### Work required
Locate all lines in the data below that hold "Other" and show them.

Items from a figure collection
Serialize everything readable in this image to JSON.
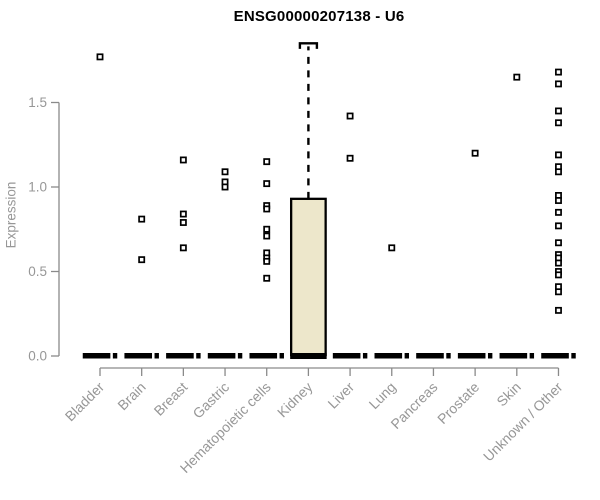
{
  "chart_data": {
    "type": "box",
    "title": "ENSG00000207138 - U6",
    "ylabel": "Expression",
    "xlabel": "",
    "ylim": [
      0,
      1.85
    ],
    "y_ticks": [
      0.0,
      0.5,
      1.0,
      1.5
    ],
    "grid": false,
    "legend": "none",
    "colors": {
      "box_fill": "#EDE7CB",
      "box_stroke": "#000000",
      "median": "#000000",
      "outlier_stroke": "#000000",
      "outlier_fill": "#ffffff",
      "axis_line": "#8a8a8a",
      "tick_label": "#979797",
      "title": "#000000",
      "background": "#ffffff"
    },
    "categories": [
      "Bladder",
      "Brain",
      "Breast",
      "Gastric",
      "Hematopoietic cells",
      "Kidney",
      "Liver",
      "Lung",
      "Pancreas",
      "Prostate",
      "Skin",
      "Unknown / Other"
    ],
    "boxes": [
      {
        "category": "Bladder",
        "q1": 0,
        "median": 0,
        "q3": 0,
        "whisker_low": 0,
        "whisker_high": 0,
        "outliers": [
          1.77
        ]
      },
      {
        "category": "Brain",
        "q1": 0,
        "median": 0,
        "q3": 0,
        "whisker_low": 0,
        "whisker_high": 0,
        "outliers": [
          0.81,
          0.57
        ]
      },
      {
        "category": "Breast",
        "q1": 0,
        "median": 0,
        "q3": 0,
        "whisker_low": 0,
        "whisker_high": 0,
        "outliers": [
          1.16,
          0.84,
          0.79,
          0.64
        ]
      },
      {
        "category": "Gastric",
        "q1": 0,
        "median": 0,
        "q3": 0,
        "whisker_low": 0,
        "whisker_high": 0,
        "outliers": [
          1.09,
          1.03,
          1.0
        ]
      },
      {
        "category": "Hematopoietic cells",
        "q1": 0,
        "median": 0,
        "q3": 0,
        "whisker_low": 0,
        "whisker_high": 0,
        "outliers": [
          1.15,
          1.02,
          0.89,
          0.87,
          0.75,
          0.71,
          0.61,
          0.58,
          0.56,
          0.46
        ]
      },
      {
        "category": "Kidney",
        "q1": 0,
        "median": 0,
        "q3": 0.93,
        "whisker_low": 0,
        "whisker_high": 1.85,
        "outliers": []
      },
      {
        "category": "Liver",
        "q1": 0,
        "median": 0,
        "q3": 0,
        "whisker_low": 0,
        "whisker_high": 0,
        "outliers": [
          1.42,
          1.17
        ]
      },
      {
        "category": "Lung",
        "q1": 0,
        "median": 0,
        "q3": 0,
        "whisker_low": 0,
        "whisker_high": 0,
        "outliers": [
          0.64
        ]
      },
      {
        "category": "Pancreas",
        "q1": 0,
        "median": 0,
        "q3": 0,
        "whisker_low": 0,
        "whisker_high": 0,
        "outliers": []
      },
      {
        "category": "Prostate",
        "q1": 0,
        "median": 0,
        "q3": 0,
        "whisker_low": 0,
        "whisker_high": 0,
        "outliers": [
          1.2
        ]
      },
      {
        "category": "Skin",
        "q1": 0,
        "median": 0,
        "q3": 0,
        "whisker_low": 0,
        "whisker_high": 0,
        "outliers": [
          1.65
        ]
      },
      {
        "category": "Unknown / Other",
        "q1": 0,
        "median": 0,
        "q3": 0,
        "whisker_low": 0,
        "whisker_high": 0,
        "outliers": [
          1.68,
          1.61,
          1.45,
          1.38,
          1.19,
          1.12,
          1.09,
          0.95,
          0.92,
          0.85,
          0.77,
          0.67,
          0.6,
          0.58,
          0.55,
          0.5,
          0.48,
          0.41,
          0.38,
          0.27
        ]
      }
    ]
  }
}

--

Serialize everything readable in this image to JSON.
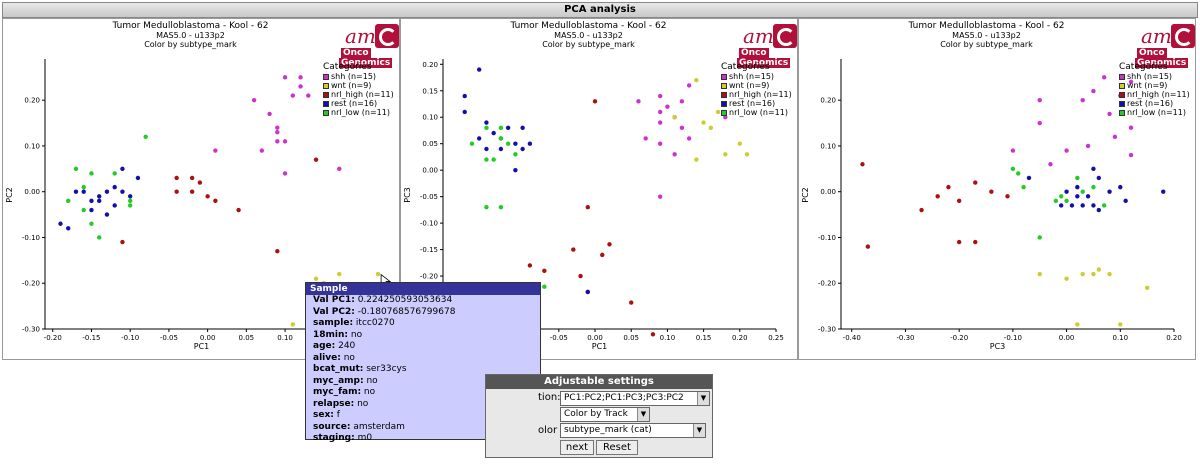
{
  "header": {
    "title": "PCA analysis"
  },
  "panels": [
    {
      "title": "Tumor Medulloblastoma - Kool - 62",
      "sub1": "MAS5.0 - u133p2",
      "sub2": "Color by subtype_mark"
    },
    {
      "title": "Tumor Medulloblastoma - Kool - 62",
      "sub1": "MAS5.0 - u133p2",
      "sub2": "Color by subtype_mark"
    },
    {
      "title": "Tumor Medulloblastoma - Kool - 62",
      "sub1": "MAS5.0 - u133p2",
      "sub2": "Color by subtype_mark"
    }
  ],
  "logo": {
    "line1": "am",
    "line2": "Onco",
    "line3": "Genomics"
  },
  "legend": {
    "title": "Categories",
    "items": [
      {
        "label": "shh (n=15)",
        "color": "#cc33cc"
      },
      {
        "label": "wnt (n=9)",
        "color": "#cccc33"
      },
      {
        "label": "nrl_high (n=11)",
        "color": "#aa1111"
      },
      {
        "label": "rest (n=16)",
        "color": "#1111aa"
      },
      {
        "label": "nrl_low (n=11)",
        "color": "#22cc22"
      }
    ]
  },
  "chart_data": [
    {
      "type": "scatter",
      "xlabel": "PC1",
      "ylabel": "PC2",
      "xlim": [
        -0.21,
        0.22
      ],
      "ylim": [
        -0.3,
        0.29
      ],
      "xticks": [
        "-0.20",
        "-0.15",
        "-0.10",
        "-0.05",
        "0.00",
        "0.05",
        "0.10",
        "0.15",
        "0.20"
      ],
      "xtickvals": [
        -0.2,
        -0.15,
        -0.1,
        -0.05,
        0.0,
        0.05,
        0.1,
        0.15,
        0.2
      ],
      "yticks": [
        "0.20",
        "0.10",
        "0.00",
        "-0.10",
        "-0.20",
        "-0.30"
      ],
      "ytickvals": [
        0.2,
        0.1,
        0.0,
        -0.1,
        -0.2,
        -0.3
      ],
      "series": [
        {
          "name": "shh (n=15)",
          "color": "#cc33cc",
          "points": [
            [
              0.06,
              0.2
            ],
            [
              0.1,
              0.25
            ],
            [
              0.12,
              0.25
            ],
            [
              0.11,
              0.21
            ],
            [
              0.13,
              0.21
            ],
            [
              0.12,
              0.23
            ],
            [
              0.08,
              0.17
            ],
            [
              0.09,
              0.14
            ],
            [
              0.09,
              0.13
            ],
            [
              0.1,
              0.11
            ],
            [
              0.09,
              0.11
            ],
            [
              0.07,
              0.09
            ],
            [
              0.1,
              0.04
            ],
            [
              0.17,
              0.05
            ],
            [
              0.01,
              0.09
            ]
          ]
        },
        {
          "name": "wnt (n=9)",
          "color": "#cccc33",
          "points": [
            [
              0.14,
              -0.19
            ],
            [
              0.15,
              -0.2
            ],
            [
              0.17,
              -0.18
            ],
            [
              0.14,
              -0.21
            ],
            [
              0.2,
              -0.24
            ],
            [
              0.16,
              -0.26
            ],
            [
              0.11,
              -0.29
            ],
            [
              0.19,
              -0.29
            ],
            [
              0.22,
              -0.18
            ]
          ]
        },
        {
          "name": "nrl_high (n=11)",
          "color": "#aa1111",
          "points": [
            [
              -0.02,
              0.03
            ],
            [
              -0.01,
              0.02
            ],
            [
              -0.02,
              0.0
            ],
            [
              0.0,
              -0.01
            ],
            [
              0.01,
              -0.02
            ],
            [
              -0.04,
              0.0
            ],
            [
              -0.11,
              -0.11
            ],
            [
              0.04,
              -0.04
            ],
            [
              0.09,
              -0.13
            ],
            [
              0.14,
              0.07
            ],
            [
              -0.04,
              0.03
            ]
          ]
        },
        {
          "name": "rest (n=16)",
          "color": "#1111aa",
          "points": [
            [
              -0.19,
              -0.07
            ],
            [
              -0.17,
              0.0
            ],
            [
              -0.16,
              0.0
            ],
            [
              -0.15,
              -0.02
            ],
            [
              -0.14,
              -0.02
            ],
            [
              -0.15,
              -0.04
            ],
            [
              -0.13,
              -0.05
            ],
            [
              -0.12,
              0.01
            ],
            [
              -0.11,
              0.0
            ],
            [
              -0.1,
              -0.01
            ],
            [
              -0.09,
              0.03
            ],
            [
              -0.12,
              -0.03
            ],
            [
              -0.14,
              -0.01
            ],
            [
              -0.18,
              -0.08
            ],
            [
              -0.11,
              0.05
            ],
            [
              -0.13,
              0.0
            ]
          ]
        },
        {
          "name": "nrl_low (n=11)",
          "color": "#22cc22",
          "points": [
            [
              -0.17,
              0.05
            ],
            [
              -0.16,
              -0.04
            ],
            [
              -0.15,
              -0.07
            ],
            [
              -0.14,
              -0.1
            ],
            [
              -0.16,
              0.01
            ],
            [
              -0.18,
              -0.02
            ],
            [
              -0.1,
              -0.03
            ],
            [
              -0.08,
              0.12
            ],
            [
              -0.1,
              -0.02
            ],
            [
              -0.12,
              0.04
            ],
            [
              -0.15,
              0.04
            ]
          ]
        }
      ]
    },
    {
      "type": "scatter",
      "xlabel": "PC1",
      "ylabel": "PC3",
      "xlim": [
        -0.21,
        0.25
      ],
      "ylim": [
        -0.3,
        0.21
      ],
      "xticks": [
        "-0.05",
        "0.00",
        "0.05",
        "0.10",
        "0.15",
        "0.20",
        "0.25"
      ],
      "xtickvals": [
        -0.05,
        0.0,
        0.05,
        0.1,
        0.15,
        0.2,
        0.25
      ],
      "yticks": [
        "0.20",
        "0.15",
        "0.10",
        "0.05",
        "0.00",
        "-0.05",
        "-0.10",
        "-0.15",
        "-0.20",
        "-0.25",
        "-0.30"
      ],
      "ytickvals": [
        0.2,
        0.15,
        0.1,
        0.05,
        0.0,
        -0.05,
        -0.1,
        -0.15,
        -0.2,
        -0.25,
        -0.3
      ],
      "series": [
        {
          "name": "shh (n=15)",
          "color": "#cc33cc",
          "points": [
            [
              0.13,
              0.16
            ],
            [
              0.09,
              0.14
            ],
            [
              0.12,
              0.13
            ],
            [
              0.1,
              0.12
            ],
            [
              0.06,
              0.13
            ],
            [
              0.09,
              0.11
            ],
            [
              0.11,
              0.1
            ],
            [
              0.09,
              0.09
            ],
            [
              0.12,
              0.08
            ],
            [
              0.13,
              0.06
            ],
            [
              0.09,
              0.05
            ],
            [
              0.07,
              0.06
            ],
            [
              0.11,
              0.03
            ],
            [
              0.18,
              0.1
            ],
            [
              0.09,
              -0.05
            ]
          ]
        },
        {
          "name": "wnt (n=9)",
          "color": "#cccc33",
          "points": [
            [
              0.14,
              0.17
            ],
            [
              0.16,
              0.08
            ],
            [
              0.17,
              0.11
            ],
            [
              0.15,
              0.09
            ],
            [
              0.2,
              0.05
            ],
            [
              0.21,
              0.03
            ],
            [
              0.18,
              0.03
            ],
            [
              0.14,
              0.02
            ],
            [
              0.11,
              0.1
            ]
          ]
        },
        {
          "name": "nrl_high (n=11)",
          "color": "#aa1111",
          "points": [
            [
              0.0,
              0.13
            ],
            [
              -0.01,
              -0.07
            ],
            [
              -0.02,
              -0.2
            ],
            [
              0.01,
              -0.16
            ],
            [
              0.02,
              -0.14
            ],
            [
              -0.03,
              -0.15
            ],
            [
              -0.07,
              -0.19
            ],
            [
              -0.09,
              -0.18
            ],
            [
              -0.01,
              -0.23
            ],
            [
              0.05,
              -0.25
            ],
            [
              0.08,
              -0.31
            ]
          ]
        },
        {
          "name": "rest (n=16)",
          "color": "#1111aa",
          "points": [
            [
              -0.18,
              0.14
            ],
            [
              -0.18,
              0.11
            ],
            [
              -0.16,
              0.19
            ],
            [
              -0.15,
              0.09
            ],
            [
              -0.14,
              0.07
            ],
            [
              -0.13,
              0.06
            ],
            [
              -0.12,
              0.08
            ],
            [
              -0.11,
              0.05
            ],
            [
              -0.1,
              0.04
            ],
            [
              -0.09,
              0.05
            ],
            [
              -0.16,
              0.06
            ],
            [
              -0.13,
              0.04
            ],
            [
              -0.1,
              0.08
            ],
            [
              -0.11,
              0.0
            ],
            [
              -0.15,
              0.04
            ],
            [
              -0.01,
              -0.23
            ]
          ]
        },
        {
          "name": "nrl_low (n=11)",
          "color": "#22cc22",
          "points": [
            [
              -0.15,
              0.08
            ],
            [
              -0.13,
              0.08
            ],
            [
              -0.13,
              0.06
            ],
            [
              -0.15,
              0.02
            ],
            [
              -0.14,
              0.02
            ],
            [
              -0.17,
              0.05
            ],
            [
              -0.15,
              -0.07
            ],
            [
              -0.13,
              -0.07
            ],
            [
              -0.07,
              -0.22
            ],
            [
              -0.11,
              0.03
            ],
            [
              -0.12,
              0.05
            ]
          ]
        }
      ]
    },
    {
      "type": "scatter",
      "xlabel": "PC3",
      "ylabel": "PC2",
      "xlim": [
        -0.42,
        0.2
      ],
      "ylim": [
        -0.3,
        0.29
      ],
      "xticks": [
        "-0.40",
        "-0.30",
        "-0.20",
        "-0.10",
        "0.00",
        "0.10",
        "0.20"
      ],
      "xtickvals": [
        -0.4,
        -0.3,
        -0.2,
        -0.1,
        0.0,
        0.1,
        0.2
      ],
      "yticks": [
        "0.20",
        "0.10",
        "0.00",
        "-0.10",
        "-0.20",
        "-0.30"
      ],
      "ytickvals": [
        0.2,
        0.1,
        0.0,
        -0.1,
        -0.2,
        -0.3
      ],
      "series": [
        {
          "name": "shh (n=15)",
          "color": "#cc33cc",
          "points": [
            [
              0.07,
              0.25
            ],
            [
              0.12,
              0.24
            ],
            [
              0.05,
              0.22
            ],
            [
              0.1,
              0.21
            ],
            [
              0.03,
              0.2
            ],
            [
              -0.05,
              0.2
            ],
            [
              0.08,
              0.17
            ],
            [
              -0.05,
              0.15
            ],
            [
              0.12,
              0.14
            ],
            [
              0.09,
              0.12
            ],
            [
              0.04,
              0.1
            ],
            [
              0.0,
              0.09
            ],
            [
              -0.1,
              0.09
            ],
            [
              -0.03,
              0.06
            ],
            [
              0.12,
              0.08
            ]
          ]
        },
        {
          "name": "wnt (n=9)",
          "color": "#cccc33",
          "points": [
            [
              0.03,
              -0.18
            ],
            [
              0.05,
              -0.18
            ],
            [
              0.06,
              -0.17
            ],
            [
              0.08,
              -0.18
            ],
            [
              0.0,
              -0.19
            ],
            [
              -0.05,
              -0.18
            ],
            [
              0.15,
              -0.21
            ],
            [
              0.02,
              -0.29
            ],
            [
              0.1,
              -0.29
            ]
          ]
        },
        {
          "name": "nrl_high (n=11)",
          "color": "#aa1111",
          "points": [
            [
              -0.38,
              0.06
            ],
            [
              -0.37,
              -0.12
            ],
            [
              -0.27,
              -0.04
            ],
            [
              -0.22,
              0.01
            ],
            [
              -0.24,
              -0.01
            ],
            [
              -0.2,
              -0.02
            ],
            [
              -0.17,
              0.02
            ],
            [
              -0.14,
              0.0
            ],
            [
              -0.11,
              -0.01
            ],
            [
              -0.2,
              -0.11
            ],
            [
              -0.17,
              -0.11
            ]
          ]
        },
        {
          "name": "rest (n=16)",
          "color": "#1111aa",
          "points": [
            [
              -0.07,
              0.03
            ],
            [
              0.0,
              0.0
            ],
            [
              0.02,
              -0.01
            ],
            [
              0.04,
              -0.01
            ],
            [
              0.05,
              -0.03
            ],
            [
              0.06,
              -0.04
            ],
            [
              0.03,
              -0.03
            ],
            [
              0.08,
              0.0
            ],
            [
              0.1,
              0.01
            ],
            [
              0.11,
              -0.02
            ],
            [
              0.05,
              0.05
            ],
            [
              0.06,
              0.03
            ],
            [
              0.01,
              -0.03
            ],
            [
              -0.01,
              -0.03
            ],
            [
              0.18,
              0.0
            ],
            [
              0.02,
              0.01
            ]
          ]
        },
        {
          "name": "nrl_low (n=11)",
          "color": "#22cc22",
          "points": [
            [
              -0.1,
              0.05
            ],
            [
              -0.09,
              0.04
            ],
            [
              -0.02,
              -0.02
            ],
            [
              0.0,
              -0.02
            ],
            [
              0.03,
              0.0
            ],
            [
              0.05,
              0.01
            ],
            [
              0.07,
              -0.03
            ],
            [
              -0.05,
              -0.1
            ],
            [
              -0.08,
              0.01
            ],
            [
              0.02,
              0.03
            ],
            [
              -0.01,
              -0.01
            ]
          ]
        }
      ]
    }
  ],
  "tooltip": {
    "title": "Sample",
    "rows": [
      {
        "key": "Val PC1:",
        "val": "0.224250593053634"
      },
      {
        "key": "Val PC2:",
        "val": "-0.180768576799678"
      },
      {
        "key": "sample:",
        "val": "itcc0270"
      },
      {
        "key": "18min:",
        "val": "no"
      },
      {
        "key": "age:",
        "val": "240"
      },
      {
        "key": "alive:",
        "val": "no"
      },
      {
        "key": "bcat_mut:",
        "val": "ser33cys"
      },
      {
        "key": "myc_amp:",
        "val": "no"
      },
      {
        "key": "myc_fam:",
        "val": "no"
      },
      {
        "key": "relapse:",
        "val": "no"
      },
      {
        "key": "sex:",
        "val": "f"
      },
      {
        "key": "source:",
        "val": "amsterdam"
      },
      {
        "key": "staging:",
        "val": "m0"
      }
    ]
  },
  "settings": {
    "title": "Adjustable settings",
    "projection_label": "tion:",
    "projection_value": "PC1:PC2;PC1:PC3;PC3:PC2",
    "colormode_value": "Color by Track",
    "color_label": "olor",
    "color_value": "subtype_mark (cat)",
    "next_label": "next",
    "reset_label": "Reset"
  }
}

==

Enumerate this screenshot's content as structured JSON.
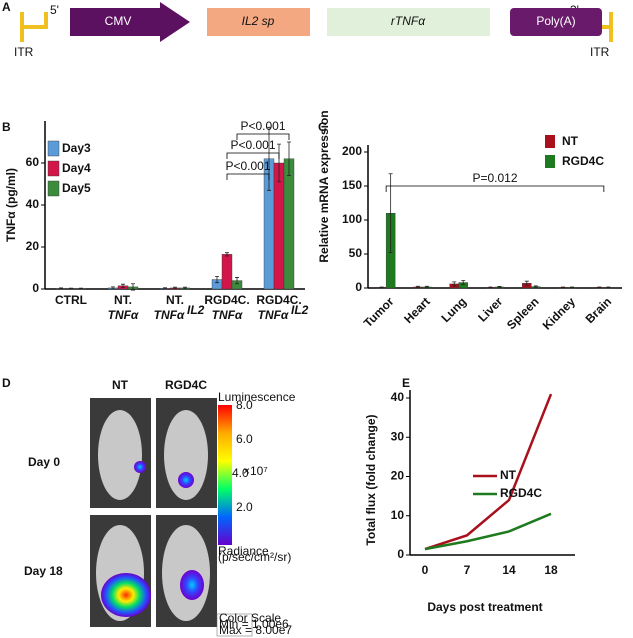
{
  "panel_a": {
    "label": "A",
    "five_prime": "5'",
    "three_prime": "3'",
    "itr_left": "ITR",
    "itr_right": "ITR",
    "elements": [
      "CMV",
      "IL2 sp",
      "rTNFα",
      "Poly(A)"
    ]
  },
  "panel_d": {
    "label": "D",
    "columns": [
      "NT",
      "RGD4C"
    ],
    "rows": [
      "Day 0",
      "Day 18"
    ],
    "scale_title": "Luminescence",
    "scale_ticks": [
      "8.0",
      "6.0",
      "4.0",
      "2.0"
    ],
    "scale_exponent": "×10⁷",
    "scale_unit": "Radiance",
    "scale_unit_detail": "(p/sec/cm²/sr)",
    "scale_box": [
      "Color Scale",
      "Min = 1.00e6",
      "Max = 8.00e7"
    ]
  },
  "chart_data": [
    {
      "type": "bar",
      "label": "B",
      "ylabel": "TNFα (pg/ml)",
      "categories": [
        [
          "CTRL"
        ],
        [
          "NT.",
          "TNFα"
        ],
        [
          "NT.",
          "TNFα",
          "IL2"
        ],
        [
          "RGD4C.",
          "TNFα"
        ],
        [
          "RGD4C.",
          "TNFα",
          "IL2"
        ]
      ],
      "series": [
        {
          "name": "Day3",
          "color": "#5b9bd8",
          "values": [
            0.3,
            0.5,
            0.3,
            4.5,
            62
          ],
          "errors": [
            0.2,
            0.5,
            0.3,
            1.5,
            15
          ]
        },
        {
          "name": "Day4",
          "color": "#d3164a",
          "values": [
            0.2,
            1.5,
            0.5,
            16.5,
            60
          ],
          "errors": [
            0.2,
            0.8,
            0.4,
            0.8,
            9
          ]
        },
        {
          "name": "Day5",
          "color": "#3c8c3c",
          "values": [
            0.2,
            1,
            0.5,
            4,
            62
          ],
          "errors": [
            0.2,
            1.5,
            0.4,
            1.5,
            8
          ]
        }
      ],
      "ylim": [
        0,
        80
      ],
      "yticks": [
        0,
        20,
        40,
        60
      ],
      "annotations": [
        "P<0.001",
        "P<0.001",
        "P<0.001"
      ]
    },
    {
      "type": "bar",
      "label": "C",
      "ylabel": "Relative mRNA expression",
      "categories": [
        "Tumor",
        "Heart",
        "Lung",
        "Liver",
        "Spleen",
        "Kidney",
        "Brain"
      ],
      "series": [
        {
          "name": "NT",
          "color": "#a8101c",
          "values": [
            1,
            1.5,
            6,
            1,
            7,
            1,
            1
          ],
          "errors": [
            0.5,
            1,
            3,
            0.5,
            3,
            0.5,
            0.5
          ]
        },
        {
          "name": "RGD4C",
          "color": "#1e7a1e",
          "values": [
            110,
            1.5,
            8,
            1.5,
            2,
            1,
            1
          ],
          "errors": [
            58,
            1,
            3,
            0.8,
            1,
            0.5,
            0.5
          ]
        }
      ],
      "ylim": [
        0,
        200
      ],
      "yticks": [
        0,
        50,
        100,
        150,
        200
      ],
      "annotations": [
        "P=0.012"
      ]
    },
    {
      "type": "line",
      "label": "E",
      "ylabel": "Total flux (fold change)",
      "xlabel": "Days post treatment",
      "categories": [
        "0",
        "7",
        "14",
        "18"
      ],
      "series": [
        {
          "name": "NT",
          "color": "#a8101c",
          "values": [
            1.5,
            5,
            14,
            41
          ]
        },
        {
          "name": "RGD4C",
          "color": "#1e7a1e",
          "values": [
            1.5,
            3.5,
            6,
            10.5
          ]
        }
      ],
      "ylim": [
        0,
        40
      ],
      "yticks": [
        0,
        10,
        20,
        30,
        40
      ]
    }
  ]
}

### Result for this task
      "Unknown / Other"
        "category": "Unknown / Other",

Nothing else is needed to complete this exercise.